> [Task list]:
1. How would you restate the code review's paragraph beginning "sf_load_period still depends on floor division" as a short bulleted list that keeps its main facts?
2. Can you write out the code review from "rejecting mixed FP8" through "silently mirroring A onto B.", swapping "fail fast" for "raise early"?

Import Layout for the return annotation.

Line 334 still references Layout without bringing it into the module namespace, so Ruff keeps reporting F821 here. A TYPE_CHECKING import is enough if you want to avoid a runtime import.
🤖 Prompt for AI Agents
Verify each finding against the current code and only fix it if needed.

In `@tilelang/language/gemm_op.py` around lines 330 - 334, The function
make_blockscaled_gemm_layout uses the return annotation "Layout" but Layout is
not imported, causing F821; add an import for Layout into this module
(preferably inside an if TYPE_CHECKING: block) so the name is available for type
checking without a runtime dependency; reference the Layout symbol and the
make_blockscaled_gemm_layout function when adding the import.
295-302: ⚠️ Potential issue | 🟠 Major

Reject mixed FP8 operand formats here instead of mirroring A onto B.

b_dtype=a_dtype still silently encodes B as whatever A uses. A mixed E4M3/E5M2 call will build the wrong block-scaled descriptor instead of failing fast.
🤖 Prompt for AI Agents
Verify each finding against the current code and only fix it if needed.

In `@tilelang/language/gemm_op.py` around lines 295 - 302, Currently the code sets
b_dtype implicitly to a_dtype when creating TensorCoreIntrinEmitter; instead,
read B's actual dtype (use B_region.buffer.dtype) into b_dtype and add a
validation: if either a_dtype or b_dtype is an FP8 format (e.g., "e4m3" or
"e5m2") and a_dtype != b_dtype, raise an explicit error (ValueError/Assertion)
rejecting mixed FP8 operand formats; keep
TensorCoreIntrinEmitter(a_dtype=a_dtype, b_dtype=b_dtype,
accum_dtype=accum_dtype) after this check so mixed FP8s fail fast rather than
silently mirroring A onto B.
examples/gemm_sm100/gemm_mxfp8_blockscaled.py (1)
36-38: ⚠️ Potential issue | 🟠 Major

Make the example’s tile-size assumptions explicit.

sf_load_period still depends on floor division and can collapse to 0 or skip the last partial pack, while sfa_num_chunks / sfb_num_chunks still drop any tail below 128 elements. As written, this schedule only holds when block_K evenly divides 4 * sf_granularity_k and block_M / block_N are multiples of 128.

Also applies to: 62-65
🤖 Prompt for AI Agents
Verify each finding against the current code and only fix it if needed.

In `@examples/gemm_sm100/gemm_mxfp8_blockscaled.py` around lines 36 - 38, The
schedule assumes tile sizes divide certain pack/granularity values but currently
uses floor division and drops tails; fix by making assumptions explicit and
handling tails: compute sf_load_period = T.ceildiv(sf_granularity_k * 4,
block_K) (not floor) and ensure it is at least 1, compute k_iters = T.ceildiv(K,
block_K) (already present) and use ceildiv for sfa_num_chunks/sfb_num_chunks
(e.g., T.ceildiv(block_M, 128) and T.ceildiv(block_N, 128)) so partial
128-element tails are included, or add explicit assertions that block_K evenly
divides 4*sf_granularity_k and block_M/block_N are multiples of 128 (raise
helpful error messages referencing sf_load_period, sf_granularity_k, block_K,
sfa_num_chunks, sfb_num_chunks, block_M, block_N) if you prefer to keep the
simpler schedule.

> [Dataset section]:
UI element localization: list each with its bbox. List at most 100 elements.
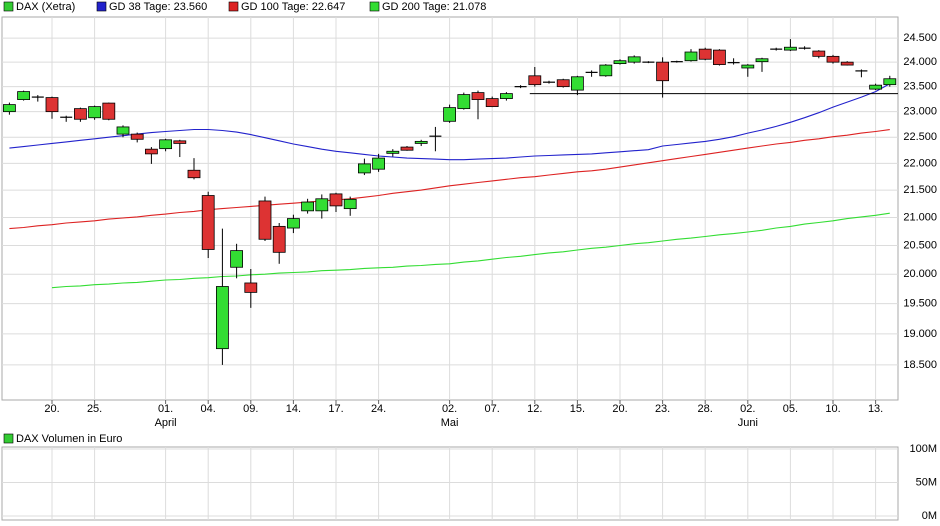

> [Solution list]:
1.
- sf_load_period relies on floor division, so it can drop to 0 or skip the last partial pack.
- sfa_num_chunks and sfb_num_chunks discard any tail under 128 elements.
- The schedule is valid only when block_K evenly divides 4 * sf_granularity_k and block_M and block_N are multiples of 128.

2.
rejecting mixed FP8 operand formats; keep
TensorCoreIntrinEmitter(a_dtype=a_dtype, b_dtype=b_dtype,
accum_dtype=accum_dtype) after this check so mixed FP8s raise early rather than
silently mirroring A onto B.